◆ **Work to do**
Only a number is wanted: how many lines in the listing contain the word "title"?

--- Supplied data ---

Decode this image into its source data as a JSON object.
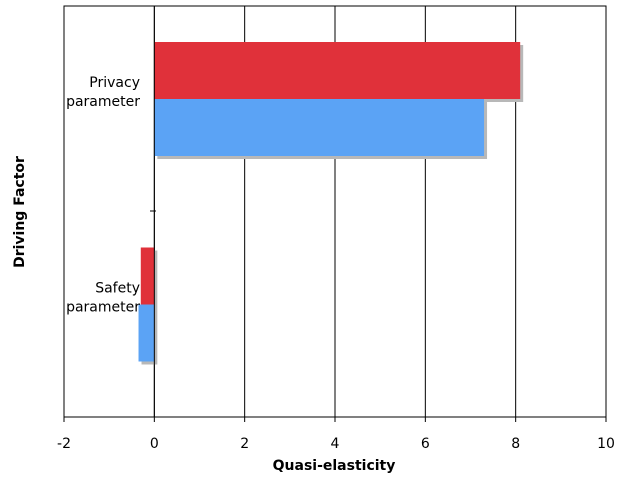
{
  "chart_data": {
    "type": "bar",
    "orientation": "horizontal",
    "title": "",
    "xlabel": "Quasi-elasticity",
    "ylabel": "Driving Factor",
    "xlim": [
      -2,
      10
    ],
    "xticks": [
      -2,
      0,
      2,
      4,
      6,
      8,
      10
    ],
    "grid": "vertical",
    "legend": "none",
    "categories": [
      {
        "lines": [
          "Privacy",
          "parameter"
        ]
      },
      {
        "lines": [
          "Safety",
          "parameter"
        ]
      }
    ],
    "series": [
      {
        "values": [
          8.1,
          -0.3
        ],
        "color": "#e0313a"
      },
      {
        "values": [
          7.3,
          -0.35
        ],
        "color": "#5ba3f5"
      }
    ]
  }
}
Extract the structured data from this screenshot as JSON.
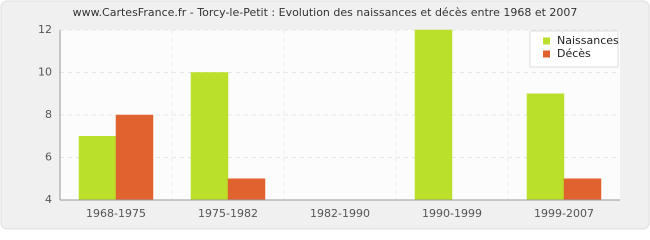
{
  "chart_data": {
    "type": "bar",
    "title": "www.CartesFrance.fr - Torcy-le-Petit : Evolution des naissances et décès entre 1968 et 2007",
    "categories": [
      "1968-1975",
      "1975-1982",
      "1982-1990",
      "1990-1999",
      "1999-2007"
    ],
    "series": [
      {
        "name": "Naissances",
        "color": "#bbe02b",
        "values": [
          7,
          10,
          4,
          12,
          9
        ]
      },
      {
        "name": "Décès",
        "color": "#e0622e",
        "values": [
          8,
          5,
          4,
          4,
          5
        ]
      }
    ],
    "ylim": [
      4,
      12
    ],
    "yticks": [
      4,
      6,
      8,
      10,
      12
    ],
    "grid": true,
    "legend": "top-right"
  }
}
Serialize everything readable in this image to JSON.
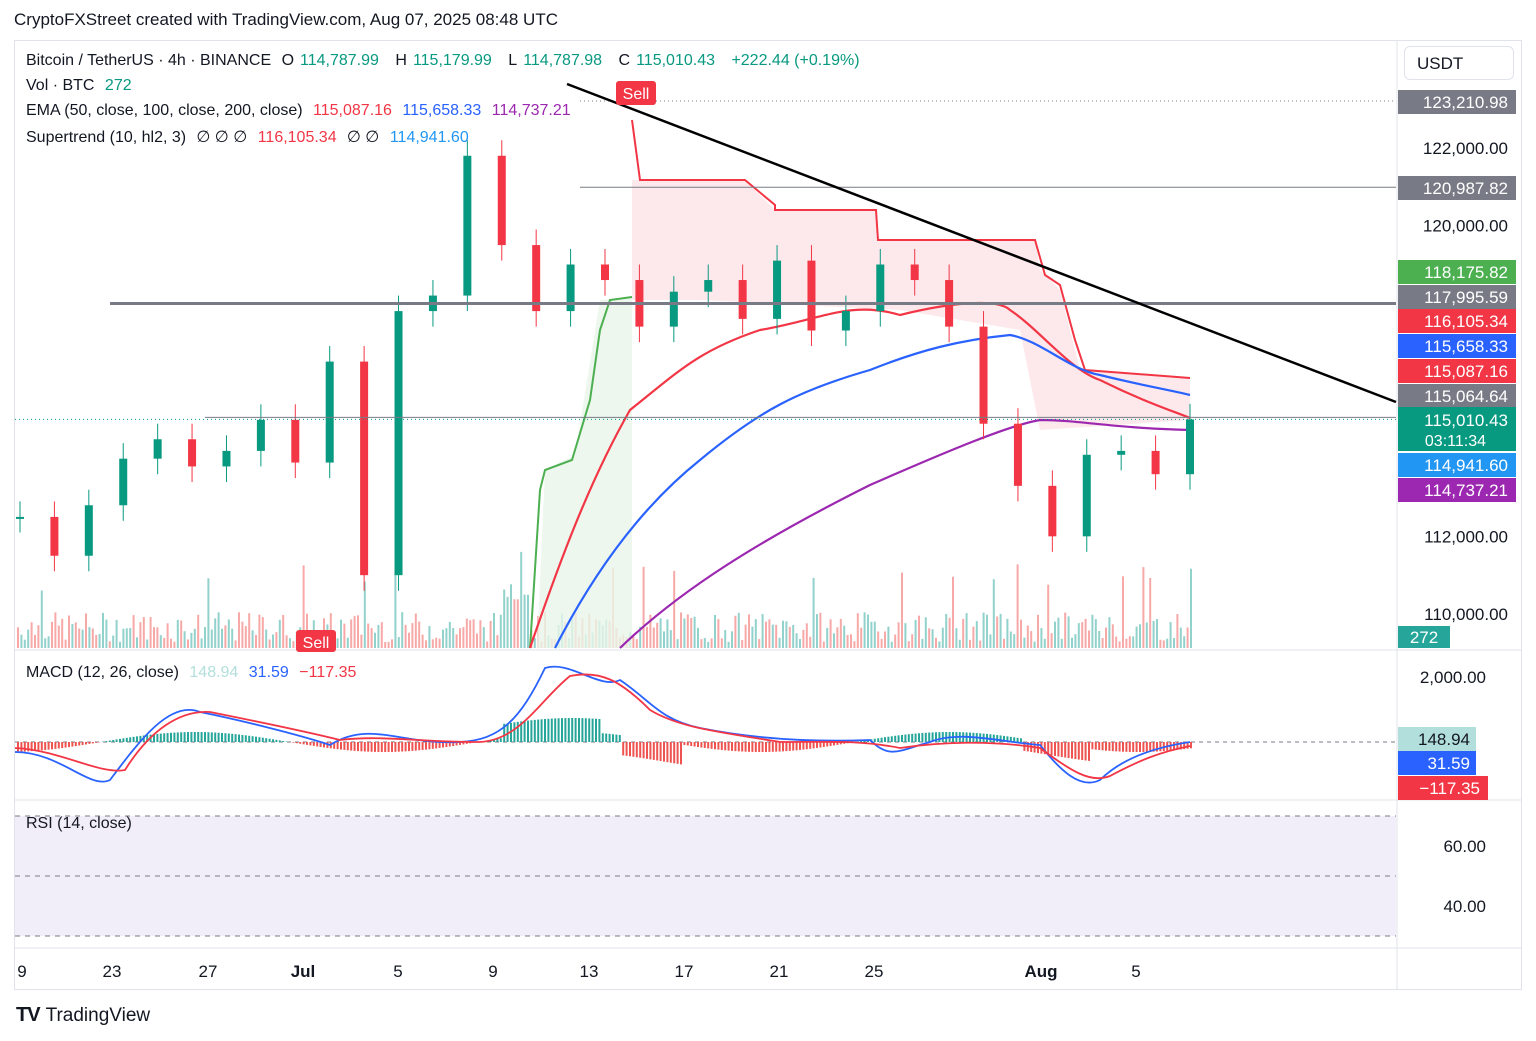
{
  "header": {
    "text": "CryptoFXStreet created with TradingView.com, Aug 07, 2025 08:48 UTC"
  },
  "footer": {
    "brand": "TradingView",
    "logo_icon": "tradingview-logo-icon"
  },
  "currency_button": "USDT",
  "legend": {
    "symbol": "Bitcoin / TetherUS · 4h · BINANCE",
    "o_label": "O",
    "o_value": "114,787.99",
    "h_label": "H",
    "h_value": "115,179.99",
    "l_label": "L",
    "l_value": "114,787.98",
    "c_label": "C",
    "c_value": "115,010.43",
    "change": "+222.44 (+0.19%)",
    "vol_label": "Vol · BTC",
    "vol_value": "272",
    "ema_label": "EMA (50, close, 100, close, 200, close)",
    "ema50": "115,087.16",
    "ema100": "115,658.33",
    "ema200": "114,737.21",
    "st_label": "Supertrend (10, hl2, 3)",
    "st_dots": "∅ ∅ ∅",
    "st_up": "116,105.34",
    "st_dots2": "∅ ∅",
    "st_down": "114,941.60",
    "macd_label": "MACD (12, 26, close)",
    "macd_hist": "148.94",
    "macd_line": "31.59",
    "macd_signal": "−117.35",
    "rsi_label": "RSI (14, close)"
  },
  "colors": {
    "up": "#089981",
    "down": "#f23645",
    "ema50": "#f23645",
    "ema100": "#2962ff",
    "ema200": "#9c27b0",
    "st_up": "#4caf50",
    "st_down": "#f23645",
    "macd": "#2962ff",
    "signal": "#f23645",
    "trendline": "#000000",
    "sr_line": "#787b86"
  },
  "chart_data": [
    {
      "type": "candlestick",
      "title": "Bitcoin / TetherUS · 4h · BINANCE",
      "x_ticks": [
        "9",
        "23",
        "27",
        "Jul",
        "5",
        "9",
        "13",
        "17",
        "21",
        "25",
        "Aug",
        "5"
      ],
      "y_ticks": [
        "122,000.00",
        "120,000.00",
        "112,000.00",
        "110,000.00"
      ],
      "ylim": [
        109000,
        124000
      ],
      "price_labels": [
        {
          "value": 123210.98,
          "text": "123,210.98",
          "color": "#787b86"
        },
        {
          "value": 120987.82,
          "text": "120,987.82",
          "color": "#787b86"
        },
        {
          "value": 118175.82,
          "text": "118,175.82",
          "color": "#4caf50"
        },
        {
          "value": 117995.59,
          "text": "117,995.59",
          "color": "#787b86"
        },
        {
          "value": 116105.34,
          "text": "116,105.34",
          "color": "#f23645"
        },
        {
          "value": 115658.33,
          "text": "115,658.33",
          "color": "#2962ff"
        },
        {
          "value": 115087.16,
          "text": "115,087.16",
          "color": "#f23645"
        },
        {
          "value": 115064.64,
          "text": "115,064.64",
          "color": "#787b86"
        },
        {
          "value": 115010.43,
          "text": "115,010.43",
          "color": "#089981"
        },
        {
          "value": 114941.6,
          "text": "114,941.60",
          "color": "#2196f3"
        },
        {
          "value": 114737.21,
          "text": "114,737.21",
          "color": "#9c27b0"
        }
      ],
      "countdown": "03:11:34",
      "volume_label": "272",
      "signals": [
        {
          "text": "Sell",
          "value": 123210.98,
          "date": "14"
        },
        {
          "text": "Sell",
          "date": "Jul 1"
        }
      ],
      "horizontal_levels": [
        117995.59,
        120987.82,
        115064.64
      ],
      "trendline": {
        "from_value": 123800,
        "to_value": 115500
      },
      "close_series_approx": [
        112500,
        111500,
        112800,
        114000,
        114500,
        113800,
        114200,
        115000,
        113900,
        116500,
        111000,
        117800,
        118200,
        121800,
        119500,
        117800,
        119000,
        118600,
        117400,
        118300,
        118600,
        117600,
        119100,
        117300,
        117800,
        119000,
        118600,
        117400,
        114900,
        113300,
        112000,
        114100,
        114200,
        113600,
        115010
      ]
    },
    {
      "type": "line",
      "title": "MACD (12, 26, close)",
      "y_ticks": [
        "2,000.00"
      ],
      "labels": [
        {
          "text": "148.94",
          "color": "#b2dfdb"
        },
        {
          "text": "31.59",
          "color": "#2962ff"
        },
        {
          "text": "−117.35",
          "color": "#f23645"
        }
      ]
    },
    {
      "type": "line",
      "title": "RSI (14, close)",
      "y_ticks": [
        "60.00",
        "40.00"
      ],
      "bands": [
        70,
        50,
        30
      ]
    }
  ]
}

---

◆ **Response to the task**
5